» **Short problem**: In the listing below, change every "spike-point" to "spike marker" and leave everything else as it is.

────

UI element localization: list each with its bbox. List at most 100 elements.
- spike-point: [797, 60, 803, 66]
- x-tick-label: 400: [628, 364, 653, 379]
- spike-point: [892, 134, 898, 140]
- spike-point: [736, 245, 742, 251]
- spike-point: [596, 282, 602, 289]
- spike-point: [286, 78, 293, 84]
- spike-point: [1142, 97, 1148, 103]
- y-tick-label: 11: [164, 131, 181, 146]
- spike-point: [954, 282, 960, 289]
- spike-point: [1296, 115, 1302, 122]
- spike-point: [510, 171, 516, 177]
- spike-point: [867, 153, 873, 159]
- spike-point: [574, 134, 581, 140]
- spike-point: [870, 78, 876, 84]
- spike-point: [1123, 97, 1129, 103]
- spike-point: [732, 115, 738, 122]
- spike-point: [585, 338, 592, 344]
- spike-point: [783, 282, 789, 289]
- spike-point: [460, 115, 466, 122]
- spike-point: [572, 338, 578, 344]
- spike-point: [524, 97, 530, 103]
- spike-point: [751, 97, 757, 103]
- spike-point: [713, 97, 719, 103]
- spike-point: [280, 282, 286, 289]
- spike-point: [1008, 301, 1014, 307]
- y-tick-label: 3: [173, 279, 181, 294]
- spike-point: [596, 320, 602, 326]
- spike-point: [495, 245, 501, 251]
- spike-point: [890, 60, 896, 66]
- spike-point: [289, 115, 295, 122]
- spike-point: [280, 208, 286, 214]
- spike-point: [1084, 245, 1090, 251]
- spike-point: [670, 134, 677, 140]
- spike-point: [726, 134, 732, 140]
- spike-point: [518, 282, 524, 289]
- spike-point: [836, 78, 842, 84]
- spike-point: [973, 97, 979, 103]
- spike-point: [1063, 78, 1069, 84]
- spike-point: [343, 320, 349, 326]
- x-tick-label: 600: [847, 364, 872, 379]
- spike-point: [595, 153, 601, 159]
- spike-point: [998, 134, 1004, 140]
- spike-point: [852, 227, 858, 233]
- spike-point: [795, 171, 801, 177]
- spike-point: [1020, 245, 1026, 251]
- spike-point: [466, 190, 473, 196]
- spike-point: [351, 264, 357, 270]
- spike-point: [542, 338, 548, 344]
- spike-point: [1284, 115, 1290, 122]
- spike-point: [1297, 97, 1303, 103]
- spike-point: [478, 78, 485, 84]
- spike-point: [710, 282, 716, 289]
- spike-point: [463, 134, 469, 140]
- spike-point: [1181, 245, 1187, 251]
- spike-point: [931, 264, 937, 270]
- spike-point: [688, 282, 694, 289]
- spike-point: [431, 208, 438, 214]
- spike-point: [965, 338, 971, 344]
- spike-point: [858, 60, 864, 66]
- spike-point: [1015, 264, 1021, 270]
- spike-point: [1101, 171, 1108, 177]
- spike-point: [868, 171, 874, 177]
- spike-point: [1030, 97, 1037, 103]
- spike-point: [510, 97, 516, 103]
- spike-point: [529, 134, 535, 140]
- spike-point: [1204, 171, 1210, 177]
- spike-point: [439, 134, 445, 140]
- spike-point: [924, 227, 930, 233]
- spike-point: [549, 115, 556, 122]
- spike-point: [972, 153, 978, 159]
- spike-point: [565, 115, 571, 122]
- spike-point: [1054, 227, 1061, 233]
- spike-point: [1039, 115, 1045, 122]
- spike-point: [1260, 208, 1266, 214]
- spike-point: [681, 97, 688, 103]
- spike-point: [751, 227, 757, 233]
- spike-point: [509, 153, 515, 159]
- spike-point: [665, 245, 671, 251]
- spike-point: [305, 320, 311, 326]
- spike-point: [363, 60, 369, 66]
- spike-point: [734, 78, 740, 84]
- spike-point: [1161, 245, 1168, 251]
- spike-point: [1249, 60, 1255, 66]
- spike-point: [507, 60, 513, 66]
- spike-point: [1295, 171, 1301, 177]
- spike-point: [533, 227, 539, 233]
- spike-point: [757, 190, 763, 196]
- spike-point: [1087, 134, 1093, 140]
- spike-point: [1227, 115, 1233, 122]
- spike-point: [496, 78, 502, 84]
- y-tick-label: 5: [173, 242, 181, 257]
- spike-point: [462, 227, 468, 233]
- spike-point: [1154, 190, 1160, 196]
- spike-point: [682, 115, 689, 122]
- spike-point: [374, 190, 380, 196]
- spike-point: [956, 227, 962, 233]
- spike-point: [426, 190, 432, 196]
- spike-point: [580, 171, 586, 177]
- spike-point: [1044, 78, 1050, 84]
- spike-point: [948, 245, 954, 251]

────

» **Right answer**:
UI element localization: list each with its bbox. List at most 100 elements.
- spike marker: [797, 60, 803, 66]
- x-tick-label: 400: [628, 364, 653, 379]
- spike marker: [892, 134, 898, 140]
- spike marker: [736, 245, 742, 251]
- spike marker: [596, 282, 602, 289]
- spike marker: [286, 78, 293, 84]
- spike marker: [1142, 97, 1148, 103]
- y-tick-label: 11: [164, 131, 181, 146]
- spike marker: [954, 282, 960, 289]
- spike marker: [1296, 115, 1302, 122]
- spike marker: [510, 171, 516, 177]
- spike marker: [867, 153, 873, 159]
- spike marker: [574, 134, 581, 140]
- spike marker: [870, 78, 876, 84]
- spike marker: [1123, 97, 1129, 103]
- spike marker: [732, 115, 738, 122]
- spike marker: [585, 338, 592, 344]
- spike marker: [783, 282, 789, 289]
- spike marker: [460, 115, 466, 122]
- spike marker: [572, 338, 578, 344]
- spike marker: [524, 97, 530, 103]
- spike marker: [751, 97, 757, 103]
- spike marker: [713, 97, 719, 103]
- spike marker: [280, 282, 286, 289]
- spike marker: [1008, 301, 1014, 307]
- y-tick-label: 3: [173, 279, 181, 294]
- spike marker: [596, 320, 602, 326]
- spike marker: [495, 245, 501, 251]
- spike marker: [890, 60, 896, 66]
- spike marker: [289, 115, 295, 122]
- spike marker: [280, 208, 286, 214]
- spike marker: [1084, 245, 1090, 251]
- spike marker: [670, 134, 677, 140]
- spike marker: [726, 134, 732, 140]
- spike marker: [518, 282, 524, 289]
- spike marker: [836, 78, 842, 84]
- spike marker: [973, 97, 979, 103]
- spike marker: [1063, 78, 1069, 84]
- spike marker: [343, 320, 349, 326]
- x-tick-label: 600: [847, 364, 872, 379]
- spike marker: [595, 153, 601, 159]
- spike marker: [998, 134, 1004, 140]
- spike marker: [852, 227, 858, 233]
- spike marker: [795, 171, 801, 177]
- spike marker: [1020, 245, 1026, 251]
- spike marker: [466, 190, 473, 196]
- spike marker: [351, 264, 357, 270]
- spike marker: [542, 338, 548, 344]
- spike marker: [1284, 115, 1290, 122]
- spike marker: [1297, 97, 1303, 103]
- spike marker: [478, 78, 485, 84]
- spike marker: [710, 282, 716, 289]
- spike marker: [463, 134, 469, 140]
- spike marker: [1181, 245, 1187, 251]
- spike marker: [931, 264, 937, 270]
- spike marker: [688, 282, 694, 289]
- spike marker: [431, 208, 438, 214]
- spike marker: [965, 338, 971, 344]
- spike marker: [858, 60, 864, 66]
- spike marker: [1015, 264, 1021, 270]
- spike marker: [1101, 171, 1108, 177]
- spike marker: [868, 171, 874, 177]
- spike marker: [1030, 97, 1037, 103]
- spike marker: [510, 97, 516, 103]
- spike marker: [529, 134, 535, 140]
- spike marker: [1204, 171, 1210, 177]
- spike marker: [439, 134, 445, 140]
- spike marker: [924, 227, 930, 233]
- spike marker: [549, 115, 556, 122]
- spike marker: [972, 153, 978, 159]
- spike marker: [565, 115, 571, 122]
- spike marker: [1054, 227, 1061, 233]
- spike marker: [1039, 115, 1045, 122]
- spike marker: [1260, 208, 1266, 214]
- spike marker: [681, 97, 688, 103]
- spike marker: [751, 227, 757, 233]
- spike marker: [509, 153, 515, 159]
- spike marker: [665, 245, 671, 251]
- spike marker: [305, 320, 311, 326]
- spike marker: [363, 60, 369, 66]
- spike marker: [734, 78, 740, 84]
- spike marker: [1161, 245, 1168, 251]
- spike marker: [1249, 60, 1255, 66]
- spike marker: [507, 60, 513, 66]
- spike marker: [1295, 171, 1301, 177]
- spike marker: [533, 227, 539, 233]
- spike marker: [757, 190, 763, 196]
- spike marker: [1087, 134, 1093, 140]
- spike marker: [1227, 115, 1233, 122]
- spike marker: [496, 78, 502, 84]
- y-tick-label: 5: [173, 242, 181, 257]
- spike marker: [462, 227, 468, 233]
- spike marker: [1154, 190, 1160, 196]
- spike marker: [682, 115, 689, 122]
- spike marker: [374, 190, 380, 196]
- spike marker: [956, 227, 962, 233]
- spike marker: [426, 190, 432, 196]
- spike marker: [580, 171, 586, 177]
- spike marker: [1044, 78, 1050, 84]
- spike marker: [948, 245, 954, 251]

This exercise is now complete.